◆ Task: All entries are to be given again verbatim.

◆ Record list:
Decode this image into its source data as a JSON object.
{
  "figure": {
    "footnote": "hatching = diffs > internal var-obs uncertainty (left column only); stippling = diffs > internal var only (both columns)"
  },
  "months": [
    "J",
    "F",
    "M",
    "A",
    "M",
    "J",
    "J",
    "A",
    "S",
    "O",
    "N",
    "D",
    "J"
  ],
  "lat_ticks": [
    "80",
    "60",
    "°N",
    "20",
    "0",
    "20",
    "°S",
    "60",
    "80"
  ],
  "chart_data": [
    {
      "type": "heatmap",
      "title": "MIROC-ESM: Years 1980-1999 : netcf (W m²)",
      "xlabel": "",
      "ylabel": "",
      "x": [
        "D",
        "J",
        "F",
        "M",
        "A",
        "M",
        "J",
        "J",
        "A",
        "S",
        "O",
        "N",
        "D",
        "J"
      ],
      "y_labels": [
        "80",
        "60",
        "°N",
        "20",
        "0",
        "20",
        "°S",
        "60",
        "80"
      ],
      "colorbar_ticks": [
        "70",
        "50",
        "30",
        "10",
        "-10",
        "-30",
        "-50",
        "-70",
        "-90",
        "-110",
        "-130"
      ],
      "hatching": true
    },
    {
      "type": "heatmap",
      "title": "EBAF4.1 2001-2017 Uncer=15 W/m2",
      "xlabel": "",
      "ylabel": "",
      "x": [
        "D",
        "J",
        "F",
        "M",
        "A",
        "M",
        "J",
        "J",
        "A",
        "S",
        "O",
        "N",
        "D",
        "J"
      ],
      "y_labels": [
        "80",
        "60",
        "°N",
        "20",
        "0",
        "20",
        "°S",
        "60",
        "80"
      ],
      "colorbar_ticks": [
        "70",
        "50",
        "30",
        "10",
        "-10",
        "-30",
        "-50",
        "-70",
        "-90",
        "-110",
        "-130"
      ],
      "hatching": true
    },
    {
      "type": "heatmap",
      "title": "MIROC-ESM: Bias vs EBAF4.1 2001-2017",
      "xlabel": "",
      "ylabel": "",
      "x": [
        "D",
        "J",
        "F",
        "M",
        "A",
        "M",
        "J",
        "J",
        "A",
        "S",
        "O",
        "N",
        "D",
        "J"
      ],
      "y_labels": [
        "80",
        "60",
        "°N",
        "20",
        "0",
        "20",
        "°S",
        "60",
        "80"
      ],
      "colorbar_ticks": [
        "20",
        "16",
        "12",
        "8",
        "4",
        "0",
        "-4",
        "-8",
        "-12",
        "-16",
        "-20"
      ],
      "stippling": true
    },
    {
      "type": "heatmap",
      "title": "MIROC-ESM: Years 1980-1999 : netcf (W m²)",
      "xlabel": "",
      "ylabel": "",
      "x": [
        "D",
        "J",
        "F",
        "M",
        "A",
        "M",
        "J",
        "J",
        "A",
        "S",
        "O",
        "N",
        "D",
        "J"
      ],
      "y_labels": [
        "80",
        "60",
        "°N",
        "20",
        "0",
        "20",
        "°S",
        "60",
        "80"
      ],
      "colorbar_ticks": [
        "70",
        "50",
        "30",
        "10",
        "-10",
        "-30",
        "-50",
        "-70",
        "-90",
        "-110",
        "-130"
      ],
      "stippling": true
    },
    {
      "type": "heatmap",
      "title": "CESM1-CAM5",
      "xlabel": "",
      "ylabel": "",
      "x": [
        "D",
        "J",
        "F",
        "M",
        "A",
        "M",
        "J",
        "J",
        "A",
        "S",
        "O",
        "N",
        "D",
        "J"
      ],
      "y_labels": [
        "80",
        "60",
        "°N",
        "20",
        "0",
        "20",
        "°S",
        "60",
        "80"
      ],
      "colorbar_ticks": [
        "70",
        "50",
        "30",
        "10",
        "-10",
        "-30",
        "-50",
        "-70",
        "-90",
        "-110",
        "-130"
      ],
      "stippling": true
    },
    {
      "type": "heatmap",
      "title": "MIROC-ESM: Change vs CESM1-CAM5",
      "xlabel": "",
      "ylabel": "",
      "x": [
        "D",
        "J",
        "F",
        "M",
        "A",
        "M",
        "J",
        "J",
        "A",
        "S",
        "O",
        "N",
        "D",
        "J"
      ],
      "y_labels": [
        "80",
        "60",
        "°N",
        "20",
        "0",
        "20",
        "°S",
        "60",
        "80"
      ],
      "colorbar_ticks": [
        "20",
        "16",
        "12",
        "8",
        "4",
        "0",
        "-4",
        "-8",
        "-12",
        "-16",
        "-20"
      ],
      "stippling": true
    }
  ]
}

◆ Problem solution:
Decode this image into its source data as a JSON object.
{
  "figure": {
    "footnote": "hatching = diffs > internal var-obs uncertainty (left column only); stippling = diffs > internal var only (both columns)"
  },
  "months": [
    "J",
    "F",
    "M",
    "A",
    "M",
    "J",
    "J",
    "A",
    "S",
    "O",
    "N",
    "D",
    "J"
  ],
  "lat_ticks": [
    "80",
    "60",
    "°N",
    "20",
    "0",
    "20",
    "°S",
    "60",
    "80"
  ],
  "chart_data": [
    {
      "type": "heatmap",
      "title": "MIROC-ESM: Years 1980-1999 : netcf (W m²)",
      "xlabel": "",
      "ylabel": "",
      "x": [
        "D",
        "J",
        "F",
        "M",
        "A",
        "M",
        "J",
        "J",
        "A",
        "S",
        "O",
        "N",
        "D",
        "J"
      ],
      "y_labels": [
        "80",
        "60",
        "°N",
        "20",
        "0",
        "20",
        "°S",
        "60",
        "80"
      ],
      "colorbar_ticks": [
        "70",
        "50",
        "30",
        "10",
        "-10",
        "-30",
        "-50",
        "-70",
        "-90",
        "-110",
        "-130"
      ],
      "hatching": true
    },
    {
      "type": "heatmap",
      "title": "EBAF4.1 2001-2017 Uncer=15 W/m2",
      "xlabel": "",
      "ylabel": "",
      "x": [
        "D",
        "J",
        "F",
        "M",
        "A",
        "M",
        "J",
        "J",
        "A",
        "S",
        "O",
        "N",
        "D",
        "J"
      ],
      "y_labels": [
        "80",
        "60",
        "°N",
        "20",
        "0",
        "20",
        "°S",
        "60",
        "80"
      ],
      "colorbar_ticks": [
        "70",
        "50",
        "30",
        "10",
        "-10",
        "-30",
        "-50",
        "-70",
        "-90",
        "-110",
        "-130"
      ],
      "hatching": true
    },
    {
      "type": "heatmap",
      "title": "MIROC-ESM: Bias vs EBAF4.1 2001-2017",
      "xlabel": "",
      "ylabel": "",
      "x": [
        "D",
        "J",
        "F",
        "M",
        "A",
        "M",
        "J",
        "J",
        "A",
        "S",
        "O",
        "N",
        "D",
        "J"
      ],
      "y_labels": [
        "80",
        "60",
        "°N",
        "20",
        "0",
        "20",
        "°S",
        "60",
        "80"
      ],
      "colorbar_ticks": [
        "20",
        "16",
        "12",
        "8",
        "4",
        "0",
        "-4",
        "-8",
        "-12",
        "-16",
        "-20"
      ],
      "stippling": true
    },
    {
      "type": "heatmap",
      "title": "MIROC-ESM: Years 1980-1999 : netcf (W m²)",
      "xlabel": "",
      "ylabel": "",
      "x": [
        "D",
        "J",
        "F",
        "M",
        "A",
        "M",
        "J",
        "J",
        "A",
        "S",
        "O",
        "N",
        "D",
        "J"
      ],
      "y_labels": [
        "80",
        "60",
        "°N",
        "20",
        "0",
        "20",
        "°S",
        "60",
        "80"
      ],
      "colorbar_ticks": [
        "70",
        "50",
        "30",
        "10",
        "-10",
        "-30",
        "-50",
        "-70",
        "-90",
        "-110",
        "-130"
      ],
      "stippling": true
    },
    {
      "type": "heatmap",
      "title": "CESM1-CAM5",
      "xlabel": "",
      "ylabel": "",
      "x": [
        "D",
        "J",
        "F",
        "M",
        "A",
        "M",
        "J",
        "J",
        "A",
        "S",
        "O",
        "N",
        "D",
        "J"
      ],
      "y_labels": [
        "80",
        "60",
        "°N",
        "20",
        "0",
        "20",
        "°S",
        "60",
        "80"
      ],
      "colorbar_ticks": [
        "70",
        "50",
        "30",
        "10",
        "-10",
        "-30",
        "-50",
        "-70",
        "-90",
        "-110",
        "-130"
      ],
      "stippling": true
    },
    {
      "type": "heatmap",
      "title": "MIROC-ESM: Change vs CESM1-CAM5",
      "xlabel": "",
      "ylabel": "",
      "x": [
        "D",
        "J",
        "F",
        "M",
        "A",
        "M",
        "J",
        "J",
        "A",
        "S",
        "O",
        "N",
        "D",
        "J"
      ],
      "y_labels": [
        "80",
        "60",
        "°N",
        "20",
        "0",
        "20",
        "°S",
        "60",
        "80"
      ],
      "colorbar_ticks": [
        "20",
        "16",
        "12",
        "8",
        "4",
        "0",
        "-4",
        "-8",
        "-12",
        "-16",
        "-20"
      ],
      "stippling": true
    }
  ]
}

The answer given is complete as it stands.